| MATERIAL FOR THIS EXERCISE |
○ ○ ○ ○

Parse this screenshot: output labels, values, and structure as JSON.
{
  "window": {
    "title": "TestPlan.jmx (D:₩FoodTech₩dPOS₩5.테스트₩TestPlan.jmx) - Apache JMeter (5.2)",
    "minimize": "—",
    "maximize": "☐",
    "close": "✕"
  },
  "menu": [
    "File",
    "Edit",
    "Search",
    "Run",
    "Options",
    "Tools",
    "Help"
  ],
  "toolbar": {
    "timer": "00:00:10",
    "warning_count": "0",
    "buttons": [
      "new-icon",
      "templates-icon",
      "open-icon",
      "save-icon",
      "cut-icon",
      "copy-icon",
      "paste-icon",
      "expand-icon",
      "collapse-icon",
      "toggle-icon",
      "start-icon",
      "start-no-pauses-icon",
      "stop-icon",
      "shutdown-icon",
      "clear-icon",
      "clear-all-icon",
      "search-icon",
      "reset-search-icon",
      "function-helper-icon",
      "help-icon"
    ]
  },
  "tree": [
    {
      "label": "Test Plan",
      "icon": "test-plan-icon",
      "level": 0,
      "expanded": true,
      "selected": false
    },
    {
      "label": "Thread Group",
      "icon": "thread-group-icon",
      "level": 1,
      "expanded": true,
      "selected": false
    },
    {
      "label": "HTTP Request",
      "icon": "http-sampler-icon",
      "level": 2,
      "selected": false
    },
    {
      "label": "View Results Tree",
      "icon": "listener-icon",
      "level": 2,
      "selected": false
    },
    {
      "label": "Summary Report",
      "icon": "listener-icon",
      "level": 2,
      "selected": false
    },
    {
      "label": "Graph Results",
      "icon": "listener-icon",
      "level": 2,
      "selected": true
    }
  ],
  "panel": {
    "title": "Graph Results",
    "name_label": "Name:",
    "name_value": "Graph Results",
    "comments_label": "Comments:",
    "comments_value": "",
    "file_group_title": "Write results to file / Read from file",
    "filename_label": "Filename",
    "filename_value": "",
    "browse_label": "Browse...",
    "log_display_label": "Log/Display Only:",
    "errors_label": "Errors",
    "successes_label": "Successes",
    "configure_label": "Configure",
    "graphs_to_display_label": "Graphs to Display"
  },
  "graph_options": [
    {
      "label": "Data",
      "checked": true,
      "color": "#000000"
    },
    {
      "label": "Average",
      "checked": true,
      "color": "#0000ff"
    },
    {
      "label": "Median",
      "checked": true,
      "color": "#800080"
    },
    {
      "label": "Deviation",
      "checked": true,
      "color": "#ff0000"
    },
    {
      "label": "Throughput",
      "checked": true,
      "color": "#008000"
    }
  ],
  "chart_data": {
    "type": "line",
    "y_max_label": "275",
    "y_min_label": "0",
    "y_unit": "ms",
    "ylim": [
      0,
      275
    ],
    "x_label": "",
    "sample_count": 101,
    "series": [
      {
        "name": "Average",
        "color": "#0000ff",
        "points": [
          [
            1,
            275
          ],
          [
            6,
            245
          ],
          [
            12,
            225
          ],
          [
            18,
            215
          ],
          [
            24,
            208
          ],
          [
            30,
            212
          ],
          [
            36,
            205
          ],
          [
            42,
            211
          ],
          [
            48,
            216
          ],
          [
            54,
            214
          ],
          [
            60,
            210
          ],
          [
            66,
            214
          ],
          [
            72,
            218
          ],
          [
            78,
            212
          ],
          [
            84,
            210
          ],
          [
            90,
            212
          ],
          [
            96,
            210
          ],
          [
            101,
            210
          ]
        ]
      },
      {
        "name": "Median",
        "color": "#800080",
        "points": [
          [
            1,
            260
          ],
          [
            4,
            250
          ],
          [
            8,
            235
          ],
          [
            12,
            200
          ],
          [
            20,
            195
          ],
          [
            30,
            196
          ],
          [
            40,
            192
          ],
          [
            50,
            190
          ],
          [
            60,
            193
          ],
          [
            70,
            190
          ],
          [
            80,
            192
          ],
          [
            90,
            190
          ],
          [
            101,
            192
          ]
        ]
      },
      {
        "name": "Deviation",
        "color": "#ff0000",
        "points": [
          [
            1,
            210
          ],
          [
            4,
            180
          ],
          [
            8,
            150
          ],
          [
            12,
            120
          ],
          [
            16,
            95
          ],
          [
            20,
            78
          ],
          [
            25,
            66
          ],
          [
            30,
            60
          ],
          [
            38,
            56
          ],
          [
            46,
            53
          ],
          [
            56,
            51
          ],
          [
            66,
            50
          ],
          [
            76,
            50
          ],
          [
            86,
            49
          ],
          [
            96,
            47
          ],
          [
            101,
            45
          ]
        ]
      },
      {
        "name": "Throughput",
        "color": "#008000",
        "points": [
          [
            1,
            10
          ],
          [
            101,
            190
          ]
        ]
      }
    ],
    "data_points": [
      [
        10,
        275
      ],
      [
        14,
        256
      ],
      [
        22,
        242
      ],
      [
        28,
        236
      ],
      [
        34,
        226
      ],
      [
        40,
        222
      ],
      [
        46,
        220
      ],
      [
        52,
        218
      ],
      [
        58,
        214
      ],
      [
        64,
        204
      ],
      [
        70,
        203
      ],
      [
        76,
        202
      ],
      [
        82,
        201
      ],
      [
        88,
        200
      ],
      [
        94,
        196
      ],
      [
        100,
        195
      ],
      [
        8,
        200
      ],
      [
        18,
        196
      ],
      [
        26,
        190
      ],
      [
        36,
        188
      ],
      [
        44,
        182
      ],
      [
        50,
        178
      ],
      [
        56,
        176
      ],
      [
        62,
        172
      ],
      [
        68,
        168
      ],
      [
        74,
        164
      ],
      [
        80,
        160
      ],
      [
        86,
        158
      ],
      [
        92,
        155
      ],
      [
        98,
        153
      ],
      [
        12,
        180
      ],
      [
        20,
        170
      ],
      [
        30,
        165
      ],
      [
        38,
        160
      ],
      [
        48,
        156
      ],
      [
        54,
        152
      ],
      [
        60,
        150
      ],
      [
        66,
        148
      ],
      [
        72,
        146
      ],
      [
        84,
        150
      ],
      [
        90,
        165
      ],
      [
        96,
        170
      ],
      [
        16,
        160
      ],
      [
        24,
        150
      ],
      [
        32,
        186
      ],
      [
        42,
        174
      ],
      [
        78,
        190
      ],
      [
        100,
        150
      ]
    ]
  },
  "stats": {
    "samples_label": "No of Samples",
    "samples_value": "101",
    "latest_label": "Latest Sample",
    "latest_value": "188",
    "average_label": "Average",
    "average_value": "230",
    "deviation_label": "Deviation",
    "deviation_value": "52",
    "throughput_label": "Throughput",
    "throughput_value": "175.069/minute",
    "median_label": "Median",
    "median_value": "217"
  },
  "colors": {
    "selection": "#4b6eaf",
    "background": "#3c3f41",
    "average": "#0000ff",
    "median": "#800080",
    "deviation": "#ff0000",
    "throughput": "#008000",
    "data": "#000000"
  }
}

○ ○ ○ ○

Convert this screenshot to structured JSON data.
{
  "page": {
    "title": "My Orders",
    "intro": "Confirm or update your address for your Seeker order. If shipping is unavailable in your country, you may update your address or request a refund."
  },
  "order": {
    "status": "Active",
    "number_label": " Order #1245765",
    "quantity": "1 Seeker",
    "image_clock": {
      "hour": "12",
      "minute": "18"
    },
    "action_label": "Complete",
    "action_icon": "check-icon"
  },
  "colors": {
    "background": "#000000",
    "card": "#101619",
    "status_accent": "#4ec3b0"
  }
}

○ ○ ○ ○

| TASK BRIEF |
The lines to collect are those holding the string "screenshot"; copy them all.

| ANSWER TO THE EXERCISE |
Parse this screenshot: output labels, values, and structure as JSON.
Convert this screenshot to structured JSON data.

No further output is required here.